- **Task brief**:
Rewrite the passage on transport-layer traffic metrics from "Payload size: the" up to and including "fill an MTU.", replacing "greedy streams" with "bulk transfer flows".

[[ Exercise passage, beginning ]]

For the transport layer to be able to identify relevant traffic characteristics, it is useful to review the metrics that are available to the transport layer. Examples of metrics are:

(1)
Packets in flight: "FLIGHT SIZE", according to the TCP congestion control specification [RFC5681], is the number of packets that have been transmitted, but not yet acknowledged. For efficient retransmissions, in reliable protocols, this is an important metric as a flow with less than 4 packets in flight cannot trigger a fast retransmission. This leads to high recovery delays for many application-limited flows. Packets in flight is, however, not a static indicator of traffic behaviour as it is dependent on the RTT of the connection.
(2)
Packet intertransmission time: the rate by which the application delivers data to the transport layer over time gives an indication of the traffic characteristics of the application. A constantly application-limited flow will not need a tuned congestion control, but will be sensitive to recovery delays as discussed in the bullet about "Packets in flight".
(3)
Payload size: the payload size is application-specific and does not relate to any network phenomena. Time-dependent, event driven traffic often send packets with payload sizes less than the maximum transmission unit (MTU)[AP09]. For greedy streams, the packets will all fill an MTU.

[[ Exercise passage, end ]]
[[ Information given, beginning ]]

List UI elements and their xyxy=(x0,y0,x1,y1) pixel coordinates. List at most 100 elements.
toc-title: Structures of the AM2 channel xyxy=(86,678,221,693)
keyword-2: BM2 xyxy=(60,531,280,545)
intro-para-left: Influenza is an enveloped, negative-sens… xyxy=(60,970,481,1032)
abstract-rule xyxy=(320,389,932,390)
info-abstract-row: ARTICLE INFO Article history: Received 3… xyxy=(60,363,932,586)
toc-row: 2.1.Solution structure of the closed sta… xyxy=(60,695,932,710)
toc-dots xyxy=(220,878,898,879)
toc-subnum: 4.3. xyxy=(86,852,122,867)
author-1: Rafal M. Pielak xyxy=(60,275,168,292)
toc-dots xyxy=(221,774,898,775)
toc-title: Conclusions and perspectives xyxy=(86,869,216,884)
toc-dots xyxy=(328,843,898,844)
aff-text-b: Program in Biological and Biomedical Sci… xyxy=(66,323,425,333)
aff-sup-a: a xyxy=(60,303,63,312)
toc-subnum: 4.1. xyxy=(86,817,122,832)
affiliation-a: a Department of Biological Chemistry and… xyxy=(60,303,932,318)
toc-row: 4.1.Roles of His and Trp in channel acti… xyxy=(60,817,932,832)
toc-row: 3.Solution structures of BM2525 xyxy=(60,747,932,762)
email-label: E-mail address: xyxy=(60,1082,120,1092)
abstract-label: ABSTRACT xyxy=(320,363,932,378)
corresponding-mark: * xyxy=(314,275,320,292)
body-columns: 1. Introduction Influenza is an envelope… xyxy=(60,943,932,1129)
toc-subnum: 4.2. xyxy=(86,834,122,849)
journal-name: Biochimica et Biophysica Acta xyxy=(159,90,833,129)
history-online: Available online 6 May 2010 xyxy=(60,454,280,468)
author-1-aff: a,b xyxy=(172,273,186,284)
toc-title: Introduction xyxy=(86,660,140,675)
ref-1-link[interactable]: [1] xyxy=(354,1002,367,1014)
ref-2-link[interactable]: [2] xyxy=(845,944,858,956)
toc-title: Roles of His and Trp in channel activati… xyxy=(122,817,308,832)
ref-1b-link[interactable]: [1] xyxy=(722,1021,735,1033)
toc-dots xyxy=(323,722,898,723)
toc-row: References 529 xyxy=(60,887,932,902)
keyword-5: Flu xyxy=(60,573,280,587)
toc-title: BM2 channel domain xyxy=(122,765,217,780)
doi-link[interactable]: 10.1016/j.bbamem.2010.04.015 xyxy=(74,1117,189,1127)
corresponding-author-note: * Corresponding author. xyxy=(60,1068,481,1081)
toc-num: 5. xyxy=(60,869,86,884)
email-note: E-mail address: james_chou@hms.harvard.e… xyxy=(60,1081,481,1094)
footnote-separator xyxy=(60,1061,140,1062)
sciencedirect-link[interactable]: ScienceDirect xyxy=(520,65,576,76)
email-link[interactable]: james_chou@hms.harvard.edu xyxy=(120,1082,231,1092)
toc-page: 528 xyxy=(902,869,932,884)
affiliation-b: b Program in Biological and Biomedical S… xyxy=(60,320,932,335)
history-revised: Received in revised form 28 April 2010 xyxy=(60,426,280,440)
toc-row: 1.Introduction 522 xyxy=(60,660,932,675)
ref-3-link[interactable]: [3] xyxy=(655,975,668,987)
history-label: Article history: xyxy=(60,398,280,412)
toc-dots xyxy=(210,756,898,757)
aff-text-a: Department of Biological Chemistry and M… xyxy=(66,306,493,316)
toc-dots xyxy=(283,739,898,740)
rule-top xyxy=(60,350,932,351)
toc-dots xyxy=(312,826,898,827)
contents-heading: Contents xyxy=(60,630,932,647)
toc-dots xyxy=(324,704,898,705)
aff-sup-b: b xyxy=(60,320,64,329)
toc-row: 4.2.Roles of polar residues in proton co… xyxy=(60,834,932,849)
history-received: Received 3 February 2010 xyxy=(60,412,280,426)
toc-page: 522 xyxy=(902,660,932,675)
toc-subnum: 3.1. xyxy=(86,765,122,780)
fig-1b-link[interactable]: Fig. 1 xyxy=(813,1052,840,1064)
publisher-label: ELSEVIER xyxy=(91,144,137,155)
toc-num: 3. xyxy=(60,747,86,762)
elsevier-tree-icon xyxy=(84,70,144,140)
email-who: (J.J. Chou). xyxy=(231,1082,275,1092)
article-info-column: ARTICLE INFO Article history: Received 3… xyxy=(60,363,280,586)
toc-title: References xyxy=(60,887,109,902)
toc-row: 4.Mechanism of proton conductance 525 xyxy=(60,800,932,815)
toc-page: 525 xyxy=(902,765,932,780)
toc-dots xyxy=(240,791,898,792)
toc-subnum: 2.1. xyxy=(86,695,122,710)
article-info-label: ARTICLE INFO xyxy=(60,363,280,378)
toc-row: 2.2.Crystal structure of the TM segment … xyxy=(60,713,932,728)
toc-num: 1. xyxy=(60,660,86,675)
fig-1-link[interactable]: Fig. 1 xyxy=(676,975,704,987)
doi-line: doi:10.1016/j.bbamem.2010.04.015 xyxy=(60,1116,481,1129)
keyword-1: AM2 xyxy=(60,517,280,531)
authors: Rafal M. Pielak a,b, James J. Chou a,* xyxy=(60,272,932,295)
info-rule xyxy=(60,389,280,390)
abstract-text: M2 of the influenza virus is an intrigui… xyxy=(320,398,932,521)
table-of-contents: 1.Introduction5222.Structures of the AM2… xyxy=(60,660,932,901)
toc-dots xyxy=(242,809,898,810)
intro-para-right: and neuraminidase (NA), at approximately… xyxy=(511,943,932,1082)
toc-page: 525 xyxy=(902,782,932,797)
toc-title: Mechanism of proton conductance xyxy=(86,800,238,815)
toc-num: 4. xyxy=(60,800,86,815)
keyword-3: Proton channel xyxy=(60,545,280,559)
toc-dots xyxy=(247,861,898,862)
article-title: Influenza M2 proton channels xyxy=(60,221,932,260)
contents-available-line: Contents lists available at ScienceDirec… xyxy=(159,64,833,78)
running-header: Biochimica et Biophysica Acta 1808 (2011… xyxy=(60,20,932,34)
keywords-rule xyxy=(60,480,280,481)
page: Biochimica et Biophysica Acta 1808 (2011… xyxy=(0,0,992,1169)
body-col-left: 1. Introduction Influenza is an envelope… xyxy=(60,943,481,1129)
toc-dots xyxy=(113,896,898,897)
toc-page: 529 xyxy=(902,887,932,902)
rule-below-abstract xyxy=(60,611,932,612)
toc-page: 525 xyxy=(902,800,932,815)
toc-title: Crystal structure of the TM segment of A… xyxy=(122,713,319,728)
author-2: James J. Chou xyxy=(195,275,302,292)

[[ Information given, end ]]

- **Result below**:
Payload size: the payload size is application-specific and does not relate to any network phenomena. Time-dependent, event driven traffic often send packets with payload sizes less than the maximum transmission unit (MTU)[AP09]. For bulk transfer flows, the packets will all fill an MTU.